» **Given entries**:
* * * * * * * * *

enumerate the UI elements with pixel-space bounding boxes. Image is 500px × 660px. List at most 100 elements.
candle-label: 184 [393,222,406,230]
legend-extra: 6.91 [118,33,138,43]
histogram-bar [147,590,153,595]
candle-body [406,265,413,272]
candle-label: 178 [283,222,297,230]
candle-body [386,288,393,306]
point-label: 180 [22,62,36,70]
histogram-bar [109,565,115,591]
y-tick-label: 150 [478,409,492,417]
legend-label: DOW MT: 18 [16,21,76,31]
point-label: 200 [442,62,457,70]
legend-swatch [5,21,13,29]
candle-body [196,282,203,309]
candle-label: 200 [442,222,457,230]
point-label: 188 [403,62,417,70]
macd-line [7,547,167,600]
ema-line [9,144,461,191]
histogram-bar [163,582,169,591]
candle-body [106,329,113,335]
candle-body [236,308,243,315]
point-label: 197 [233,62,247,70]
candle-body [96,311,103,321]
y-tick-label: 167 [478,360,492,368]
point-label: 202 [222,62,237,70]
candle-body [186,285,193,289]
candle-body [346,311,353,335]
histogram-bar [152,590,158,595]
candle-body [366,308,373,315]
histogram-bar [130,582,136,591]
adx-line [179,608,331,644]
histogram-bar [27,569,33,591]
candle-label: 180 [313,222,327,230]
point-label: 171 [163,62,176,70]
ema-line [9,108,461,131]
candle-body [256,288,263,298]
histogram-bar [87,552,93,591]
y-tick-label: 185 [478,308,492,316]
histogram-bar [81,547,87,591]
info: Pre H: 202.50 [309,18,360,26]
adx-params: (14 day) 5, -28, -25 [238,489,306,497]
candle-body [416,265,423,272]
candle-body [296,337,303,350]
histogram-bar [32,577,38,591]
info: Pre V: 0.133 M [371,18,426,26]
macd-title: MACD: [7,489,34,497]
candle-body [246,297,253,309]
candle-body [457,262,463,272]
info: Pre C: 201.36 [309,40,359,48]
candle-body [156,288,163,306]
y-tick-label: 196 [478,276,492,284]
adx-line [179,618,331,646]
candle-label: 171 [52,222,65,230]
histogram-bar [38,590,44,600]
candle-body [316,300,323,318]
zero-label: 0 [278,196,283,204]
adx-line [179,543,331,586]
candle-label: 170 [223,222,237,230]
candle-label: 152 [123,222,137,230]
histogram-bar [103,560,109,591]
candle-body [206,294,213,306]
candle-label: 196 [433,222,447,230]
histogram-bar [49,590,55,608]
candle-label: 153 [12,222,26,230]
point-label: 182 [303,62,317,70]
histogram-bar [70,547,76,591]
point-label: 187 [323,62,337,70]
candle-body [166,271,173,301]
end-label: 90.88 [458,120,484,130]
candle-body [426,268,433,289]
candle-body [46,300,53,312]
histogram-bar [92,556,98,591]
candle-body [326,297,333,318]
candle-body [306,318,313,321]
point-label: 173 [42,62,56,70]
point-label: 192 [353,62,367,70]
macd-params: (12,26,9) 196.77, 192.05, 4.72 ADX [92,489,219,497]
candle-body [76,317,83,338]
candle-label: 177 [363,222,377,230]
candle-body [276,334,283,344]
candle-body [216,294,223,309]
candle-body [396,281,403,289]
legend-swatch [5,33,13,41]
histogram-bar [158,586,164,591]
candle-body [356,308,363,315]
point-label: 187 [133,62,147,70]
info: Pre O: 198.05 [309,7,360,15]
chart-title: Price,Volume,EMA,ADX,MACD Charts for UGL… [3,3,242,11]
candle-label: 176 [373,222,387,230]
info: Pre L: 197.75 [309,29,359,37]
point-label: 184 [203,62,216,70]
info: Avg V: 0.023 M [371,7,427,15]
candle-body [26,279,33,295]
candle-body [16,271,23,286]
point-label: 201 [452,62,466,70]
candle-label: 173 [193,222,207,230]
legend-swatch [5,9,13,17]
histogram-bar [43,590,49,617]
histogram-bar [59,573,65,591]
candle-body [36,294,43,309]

* * * * * * * * *

» **Set exercise**:
Reproduce every line of the records above verbatim.

» **Expected answer**:
enumerate the UI elements with pixel-space bounding boxes. Image is 500px × 660px. List at most 100 elements.
candle-label: 184 [393,222,406,230]
legend-extra: 6.91 [118,33,138,43]
histogram-bar [147,590,153,595]
candle-body [406,265,413,272]
candle-label: 178 [283,222,297,230]
candle-body [386,288,393,306]
point-label: 180 [22,62,36,70]
histogram-bar [109,565,115,591]
y-tick-label: 150 [478,409,492,417]
legend-label: DOW MT: 18 [16,21,76,31]
point-label: 200 [442,62,457,70]
legend-swatch [5,21,13,29]
candle-body [196,282,203,309]
candle-label: 200 [442,222,457,230]
point-label: 188 [403,62,417,70]
macd-line [7,547,167,600]
ema-line [9,144,461,191]
histogram-bar [163,582,169,591]
candle-body [106,329,113,335]
candle-body [236,308,243,315]
point-label: 197 [233,62,247,70]
candle-body [96,311,103,321]
y-tick-label: 167 [478,360,492,368]
point-label: 202 [222,62,237,70]
candle-body [186,285,193,289]
candle-body [346,311,353,335]
histogram-bar [152,590,158,595]
candle-body [366,308,373,315]
histogram-bar [130,582,136,591]
adx-line [179,608,331,644]
histogram-bar [27,569,33,591]
candle-label: 180 [313,222,327,230]
point-label: 171 [163,62,176,70]
ema-line [9,108,461,131]
candle-body [256,288,263,298]
histogram-bar [87,552,93,591]
y-tick-label: 185 [478,308,492,316]
histogram-bar [81,547,87,591]
info: Pre H: 202.50 [309,18,360,26]
adx-params: (14 day) 5, -28, -25 [238,489,306,497]
candle-body [416,265,423,272]
candle-body [296,337,303,350]
histogram-bar [32,577,38,591]
info: Pre V: 0.133 M [371,18,426,26]
macd-title: MACD: [7,489,34,497]
candle-body [246,297,253,309]
candle-body [457,262,463,272]
info: Pre C: 201.36 [309,40,359,48]
candle-body [156,288,163,306]
y-tick-label: 196 [478,276,492,284]
adx-line [179,618,331,646]
candle-label: 171 [52,222,65,230]
histogram-bar [38,590,44,600]
candle-body [316,300,323,318]
zero-label: 0 [278,196,283,204]
adx-line [179,543,331,586]
candle-label: 170 [223,222,237,230]
candle-label: 152 [123,222,137,230]
histogram-bar [103,560,109,591]
candle-body [206,294,213,306]
candle-label: 196 [433,222,447,230]
histogram-bar [49,590,55,608]
candle-label: 153 [12,222,26,230]
point-label: 182 [303,62,317,70]
histogram-bar [70,547,76,591]
point-label: 187 [323,62,337,70]
candle-body [166,271,173,301]
end-label: 90.88 [458,120,484,130]
candle-body [426,268,433,289]
candle-body [46,300,53,312]
histogram-bar [92,556,98,591]
candle-body [326,297,333,318]
candle-body [306,318,313,321]
point-label: 173 [42,62,56,70]
point-label: 192 [353,62,367,70]
macd-params: (12,26,9) 196.77, 192.05, 4.72 ADX [92,489,219,497]
candle-body [76,317,83,338]
candle-label: 177 [363,222,377,230]
candle-body [276,334,283,344]
candle-body [216,294,223,309]
candle-body [396,281,403,289]
legend-swatch [5,33,13,41]
histogram-bar [158,586,164,591]
candle-body [356,308,363,315]
point-label: 187 [133,62,147,70]
info: Pre O: 198.05 [309,7,360,15]
chart-title: Price,Volume,EMA,ADX,MACD Charts for UGL… [3,3,242,11]
candle-label: 176 [373,222,387,230]
info: Pre L: 197.75 [309,29,359,37]
point-label: 184 [203,62,216,70]
info: Avg V: 0.023 M [371,7,427,15]
candle-body [26,279,33,295]
candle-body [16,271,23,286]
point-label: 201 [452,62,466,70]
candle-label: 173 [193,222,207,230]
legend-swatch [5,9,13,17]
histogram-bar [43,590,49,617]
histogram-bar [59,573,65,591]
candle-body [36,294,43,309]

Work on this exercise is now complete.